STATED EXERCISE: Reproduce each line of the following data verbatim, without any alteration.

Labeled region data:
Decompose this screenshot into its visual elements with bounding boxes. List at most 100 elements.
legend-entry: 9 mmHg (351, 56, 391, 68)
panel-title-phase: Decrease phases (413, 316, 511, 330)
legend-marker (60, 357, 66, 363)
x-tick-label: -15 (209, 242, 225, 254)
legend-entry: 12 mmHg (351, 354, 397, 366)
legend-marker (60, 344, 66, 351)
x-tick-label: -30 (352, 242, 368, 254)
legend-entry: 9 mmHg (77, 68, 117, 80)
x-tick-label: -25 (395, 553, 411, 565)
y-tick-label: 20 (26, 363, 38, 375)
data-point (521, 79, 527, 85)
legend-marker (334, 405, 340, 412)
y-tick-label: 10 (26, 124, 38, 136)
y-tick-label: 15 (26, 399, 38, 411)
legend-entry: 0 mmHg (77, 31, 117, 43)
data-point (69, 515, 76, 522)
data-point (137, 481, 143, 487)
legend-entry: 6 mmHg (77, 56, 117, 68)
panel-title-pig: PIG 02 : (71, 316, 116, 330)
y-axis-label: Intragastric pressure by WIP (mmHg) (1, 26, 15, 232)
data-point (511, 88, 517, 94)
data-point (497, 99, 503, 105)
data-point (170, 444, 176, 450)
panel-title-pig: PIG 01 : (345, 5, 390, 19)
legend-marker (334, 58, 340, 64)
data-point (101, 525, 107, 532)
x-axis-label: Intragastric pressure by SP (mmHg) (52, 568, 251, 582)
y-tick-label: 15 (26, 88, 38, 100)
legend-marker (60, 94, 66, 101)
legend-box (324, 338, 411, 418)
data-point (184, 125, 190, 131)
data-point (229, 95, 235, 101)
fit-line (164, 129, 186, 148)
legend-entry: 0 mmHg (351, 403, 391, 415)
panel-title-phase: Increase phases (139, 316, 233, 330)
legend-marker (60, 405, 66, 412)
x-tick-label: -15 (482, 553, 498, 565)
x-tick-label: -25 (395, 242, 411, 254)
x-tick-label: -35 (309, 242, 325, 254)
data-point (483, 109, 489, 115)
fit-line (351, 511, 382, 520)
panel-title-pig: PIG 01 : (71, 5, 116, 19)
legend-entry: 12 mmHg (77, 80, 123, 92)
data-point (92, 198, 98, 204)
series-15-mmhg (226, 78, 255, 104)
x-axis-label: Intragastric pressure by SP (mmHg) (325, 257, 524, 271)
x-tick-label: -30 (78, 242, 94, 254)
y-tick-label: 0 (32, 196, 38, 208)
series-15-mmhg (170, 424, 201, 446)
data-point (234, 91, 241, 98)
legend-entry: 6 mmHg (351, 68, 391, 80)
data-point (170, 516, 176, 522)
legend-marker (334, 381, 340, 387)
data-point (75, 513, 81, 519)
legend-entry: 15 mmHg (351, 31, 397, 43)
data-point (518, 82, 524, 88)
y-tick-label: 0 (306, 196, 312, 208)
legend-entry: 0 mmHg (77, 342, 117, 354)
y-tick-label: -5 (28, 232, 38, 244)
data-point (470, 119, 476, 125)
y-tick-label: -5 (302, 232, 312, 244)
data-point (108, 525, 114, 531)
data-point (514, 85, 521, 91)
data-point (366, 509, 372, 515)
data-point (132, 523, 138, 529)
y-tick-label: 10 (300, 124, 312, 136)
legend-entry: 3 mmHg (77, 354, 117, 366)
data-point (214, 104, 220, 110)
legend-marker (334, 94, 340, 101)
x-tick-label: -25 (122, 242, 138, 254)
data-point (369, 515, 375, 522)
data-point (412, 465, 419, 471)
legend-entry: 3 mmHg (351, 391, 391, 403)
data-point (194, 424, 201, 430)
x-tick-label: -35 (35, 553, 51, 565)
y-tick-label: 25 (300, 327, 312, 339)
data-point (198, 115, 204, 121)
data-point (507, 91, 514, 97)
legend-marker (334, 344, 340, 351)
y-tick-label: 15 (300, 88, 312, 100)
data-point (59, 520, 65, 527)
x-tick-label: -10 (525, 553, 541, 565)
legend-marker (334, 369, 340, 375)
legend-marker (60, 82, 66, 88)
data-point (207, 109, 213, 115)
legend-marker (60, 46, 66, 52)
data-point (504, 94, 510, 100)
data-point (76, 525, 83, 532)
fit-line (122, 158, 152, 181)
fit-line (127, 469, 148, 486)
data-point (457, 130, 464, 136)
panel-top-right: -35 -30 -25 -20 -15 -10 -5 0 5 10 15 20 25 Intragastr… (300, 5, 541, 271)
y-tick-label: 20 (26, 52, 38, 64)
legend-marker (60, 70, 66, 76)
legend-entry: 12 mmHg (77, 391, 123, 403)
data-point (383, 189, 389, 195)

SOLUTION:
Decompose this screenshot into its visual elements with bounding boxes. List at most 100 elements.
legend-entry: 9 mmHg (351, 56, 391, 68)
panel-title-phase: Decrease phases (413, 316, 511, 330)
legend-marker (60, 357, 66, 363)
x-tick-label: -15 (209, 242, 225, 254)
legend-entry: 12 mmHg (351, 354, 397, 366)
legend-marker (60, 344, 66, 351)
x-tick-label: -30 (352, 242, 368, 254)
legend-entry: 9 mmHg (77, 68, 117, 80)
x-tick-label: -25 (395, 553, 411, 565)
y-tick-label: 20 (26, 363, 38, 375)
data-point (521, 79, 527, 85)
legend-marker (334, 405, 340, 412)
y-tick-label: 10 (26, 124, 38, 136)
y-tick-label: 15 (26, 399, 38, 411)
legend-entry: 0 mmHg (77, 31, 117, 43)
data-point (69, 515, 76, 522)
data-point (137, 481, 143, 487)
legend-entry: 6 mmHg (77, 56, 117, 68)
panel-title-pig: PIG 02 : (71, 316, 116, 330)
y-axis-label: Intragastric pressure by WIP (mmHg) (1, 26, 15, 232)
data-point (511, 88, 517, 94)
data-point (497, 99, 503, 105)
data-point (170, 444, 176, 450)
panel-title-pig: PIG 01 : (345, 5, 390, 19)
legend-marker (334, 58, 340, 64)
data-point (101, 525, 107, 532)
x-axis-label: Intragastric pressure by SP (mmHg) (52, 568, 251, 582)
y-tick-label: 15 (26, 88, 38, 100)
legend-marker (60, 94, 66, 101)
legend-box (324, 338, 411, 418)
data-point (184, 125, 190, 131)
data-point (229, 95, 235, 101)
fit-line (164, 129, 186, 148)
legend-entry: 0 mmHg (351, 403, 391, 415)
panel-title-phase: Increase phases (139, 316, 233, 330)
legend-marker (60, 405, 66, 412)
x-tick-label: -15 (482, 553, 498, 565)
x-tick-label: -25 (395, 242, 411, 254)
x-tick-label: -35 (309, 242, 325, 254)
data-point (483, 109, 489, 115)
fit-line (351, 511, 382, 520)
panel-title-pig: PIG 01 : (71, 5, 116, 19)
legend-entry: 12 mmHg (77, 80, 123, 92)
data-point (92, 198, 98, 204)
series-15-mmhg (226, 78, 255, 104)
x-axis-label: Intragastric pressure by SP (mmHg) (325, 257, 524, 271)
x-tick-label: -30 (78, 242, 94, 254)
y-tick-label: 0 (32, 196, 38, 208)
series-15-mmhg (170, 424, 201, 446)
data-point (234, 91, 241, 98)
legend-entry: 6 mmHg (351, 68, 391, 80)
data-point (170, 516, 176, 522)
legend-marker (334, 381, 340, 387)
data-point (75, 513, 81, 519)
legend-entry: 15 mmHg (351, 31, 397, 43)
data-point (518, 82, 524, 88)
y-tick-label: 0 (306, 196, 312, 208)
legend-entry: 0 mmHg (77, 342, 117, 354)
y-tick-label: -5 (28, 232, 38, 244)
data-point (470, 119, 476, 125)
y-tick-label: -5 (302, 232, 312, 244)
data-point (108, 525, 114, 531)
data-point (514, 85, 521, 91)
data-point (366, 509, 372, 515)
data-point (132, 523, 138, 529)
y-tick-label: 10 (300, 124, 312, 136)
legend-entry: 3 mmHg (77, 354, 117, 366)
data-point (214, 104, 220, 110)
legend-marker (334, 94, 340, 101)
x-tick-label: -25 (122, 242, 138, 254)
data-point (369, 515, 375, 522)
data-point (412, 465, 419, 471)
legend-entry: 3 mmHg (351, 391, 391, 403)
data-point (194, 424, 201, 430)
x-tick-label: -35 (35, 553, 51, 565)
y-tick-label: 25 (300, 327, 312, 339)
data-point (198, 115, 204, 121)
data-point (507, 91, 514, 97)
legend-marker (334, 344, 340, 351)
y-tick-label: 15 (300, 88, 312, 100)
data-point (59, 520, 65, 527)
x-tick-label: -10 (525, 553, 541, 565)
legend-marker (334, 369, 340, 375)
legend-marker (60, 82, 66, 88)
data-point (207, 109, 213, 115)
legend-marker (60, 46, 66, 52)
data-point (504, 94, 510, 100)
data-point (76, 525, 83, 532)
fit-line (122, 158, 152, 181)
fit-line (127, 469, 148, 486)
data-point (457, 130, 464, 136)
panel-top-right: -35 -30 -25 -20 -15 -10 -5 0 5 10 15 20 25 Intragastr… (300, 5, 541, 271)
y-tick-label: 20 (26, 52, 38, 64)
legend-marker (60, 70, 66, 76)
legend-entry: 12 mmHg (77, 391, 123, 403)
data-point (383, 189, 389, 195)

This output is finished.